**GIVEN EXERCISE**
Output the full listing below exactly, without the pictures.

Collected data
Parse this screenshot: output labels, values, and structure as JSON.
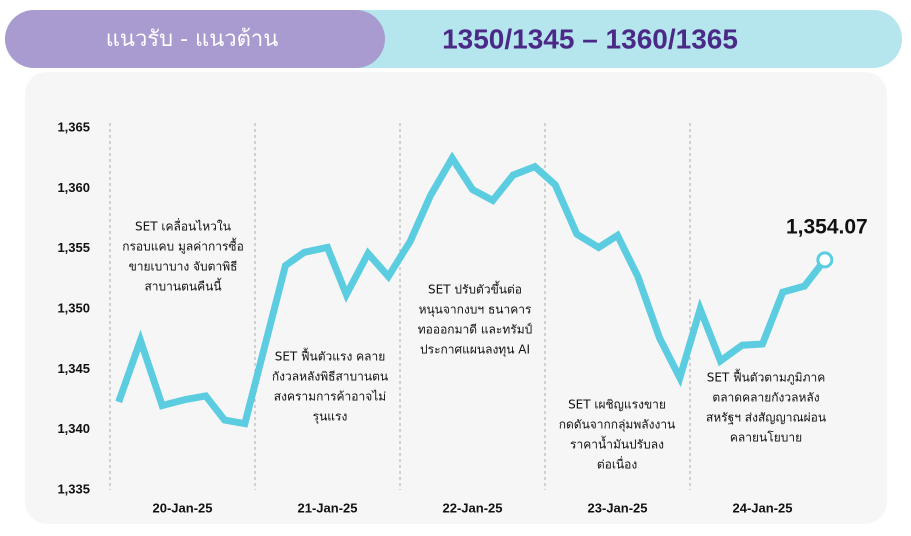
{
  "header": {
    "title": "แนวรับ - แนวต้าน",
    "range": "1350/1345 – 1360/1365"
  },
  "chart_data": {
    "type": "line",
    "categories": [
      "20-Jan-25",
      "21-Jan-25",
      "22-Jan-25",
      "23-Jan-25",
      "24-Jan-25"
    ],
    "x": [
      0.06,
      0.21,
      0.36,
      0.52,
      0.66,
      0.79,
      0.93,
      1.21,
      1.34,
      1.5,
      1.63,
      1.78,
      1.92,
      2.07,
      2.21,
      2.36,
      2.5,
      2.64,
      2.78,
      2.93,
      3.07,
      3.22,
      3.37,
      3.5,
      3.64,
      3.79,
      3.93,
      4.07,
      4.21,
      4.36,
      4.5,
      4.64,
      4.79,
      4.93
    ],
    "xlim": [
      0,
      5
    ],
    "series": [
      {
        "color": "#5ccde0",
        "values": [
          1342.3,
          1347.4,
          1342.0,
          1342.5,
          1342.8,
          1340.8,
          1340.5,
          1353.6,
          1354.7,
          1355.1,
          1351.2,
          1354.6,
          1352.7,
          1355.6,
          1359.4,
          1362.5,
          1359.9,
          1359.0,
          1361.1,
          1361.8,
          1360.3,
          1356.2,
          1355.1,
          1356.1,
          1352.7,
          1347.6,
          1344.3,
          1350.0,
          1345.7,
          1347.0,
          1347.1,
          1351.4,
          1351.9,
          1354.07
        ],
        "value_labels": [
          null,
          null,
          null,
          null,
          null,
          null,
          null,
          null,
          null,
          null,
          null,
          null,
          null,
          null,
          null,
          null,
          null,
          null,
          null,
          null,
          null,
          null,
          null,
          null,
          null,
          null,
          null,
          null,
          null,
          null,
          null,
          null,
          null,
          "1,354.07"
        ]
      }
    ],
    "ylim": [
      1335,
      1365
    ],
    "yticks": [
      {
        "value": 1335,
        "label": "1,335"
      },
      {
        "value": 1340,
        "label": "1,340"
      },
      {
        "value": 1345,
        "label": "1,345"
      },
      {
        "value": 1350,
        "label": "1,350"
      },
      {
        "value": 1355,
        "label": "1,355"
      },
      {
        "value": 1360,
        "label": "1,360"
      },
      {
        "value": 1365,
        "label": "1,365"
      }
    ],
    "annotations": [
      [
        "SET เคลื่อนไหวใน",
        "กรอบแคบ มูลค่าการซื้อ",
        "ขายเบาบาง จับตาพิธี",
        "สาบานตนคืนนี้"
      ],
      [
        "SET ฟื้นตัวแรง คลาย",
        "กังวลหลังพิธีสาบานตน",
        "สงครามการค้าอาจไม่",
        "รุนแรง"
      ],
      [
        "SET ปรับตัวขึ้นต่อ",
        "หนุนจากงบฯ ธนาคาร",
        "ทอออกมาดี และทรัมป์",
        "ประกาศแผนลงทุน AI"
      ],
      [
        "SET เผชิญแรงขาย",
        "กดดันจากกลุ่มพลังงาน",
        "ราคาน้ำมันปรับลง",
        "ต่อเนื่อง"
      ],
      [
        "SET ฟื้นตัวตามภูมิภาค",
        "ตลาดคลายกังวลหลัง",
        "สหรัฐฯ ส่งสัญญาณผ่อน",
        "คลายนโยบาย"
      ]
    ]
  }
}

**IN RESPONSE**
Parse this screenshot: output labels, values, and structure as JSON.
{
  "header": {
    "title": "แนวรับ - แนวต้าน",
    "range": "1350/1345 – 1360/1365"
  },
  "chart_data": {
    "type": "line",
    "categories": [
      "20-Jan-25",
      "21-Jan-25",
      "22-Jan-25",
      "23-Jan-25",
      "24-Jan-25"
    ],
    "x": [
      0.06,
      0.21,
      0.36,
      0.52,
      0.66,
      0.79,
      0.93,
      1.21,
      1.34,
      1.5,
      1.63,
      1.78,
      1.92,
      2.07,
      2.21,
      2.36,
      2.5,
      2.64,
      2.78,
      2.93,
      3.07,
      3.22,
      3.37,
      3.5,
      3.64,
      3.79,
      3.93,
      4.07,
      4.21,
      4.36,
      4.5,
      4.64,
      4.79,
      4.93
    ],
    "xlim": [
      0,
      5
    ],
    "series": [
      {
        "color": "#5ccde0",
        "values": [
          1342.3,
          1347.4,
          1342.0,
          1342.5,
          1342.8,
          1340.8,
          1340.5,
          1353.6,
          1354.7,
          1355.1,
          1351.2,
          1354.6,
          1352.7,
          1355.6,
          1359.4,
          1362.5,
          1359.9,
          1359.0,
          1361.1,
          1361.8,
          1360.3,
          1356.2,
          1355.1,
          1356.1,
          1352.7,
          1347.6,
          1344.3,
          1350.0,
          1345.7,
          1347.0,
          1347.1,
          1351.4,
          1351.9,
          1354.07
        ],
        "value_labels": [
          null,
          null,
          null,
          null,
          null,
          null,
          null,
          null,
          null,
          null,
          null,
          null,
          null,
          null,
          null,
          null,
          null,
          null,
          null,
          null,
          null,
          null,
          null,
          null,
          null,
          null,
          null,
          null,
          null,
          null,
          null,
          null,
          null,
          "1,354.07"
        ]
      }
    ],
    "ylim": [
      1335,
      1365
    ],
    "yticks": [
      {
        "value": 1335,
        "label": "1,335"
      },
      {
        "value": 1340,
        "label": "1,340"
      },
      {
        "value": 1345,
        "label": "1,345"
      },
      {
        "value": 1350,
        "label": "1,350"
      },
      {
        "value": 1355,
        "label": "1,355"
      },
      {
        "value": 1360,
        "label": "1,360"
      },
      {
        "value": 1365,
        "label": "1,365"
      }
    ],
    "annotations": [
      [
        "SET เคลื่อนไหวใน",
        "กรอบแคบ มูลค่าการซื้อ",
        "ขายเบาบาง จับตาพิธี",
        "สาบานตนคืนนี้"
      ],
      [
        "SET ฟื้นตัวแรง คลาย",
        "กังวลหลังพิธีสาบานตน",
        "สงครามการค้าอาจไม่",
        "รุนแรง"
      ],
      [
        "SET ปรับตัวขึ้นต่อ",
        "หนุนจากงบฯ ธนาคาร",
        "ทอออกมาดี และทรัมป์",
        "ประกาศแผนลงทุน AI"
      ],
      [
        "SET เผชิญแรงขาย",
        "กดดันจากกลุ่มพลังงาน",
        "ราคาน้ำมันปรับลง",
        "ต่อเนื่อง"
      ],
      [
        "SET ฟื้นตัวตามภูมิภาค",
        "ตลาดคลายกังวลหลัง",
        "สหรัฐฯ ส่งสัญญาณผ่อน",
        "คลายนโยบาย"
      ]
    ]
  }
}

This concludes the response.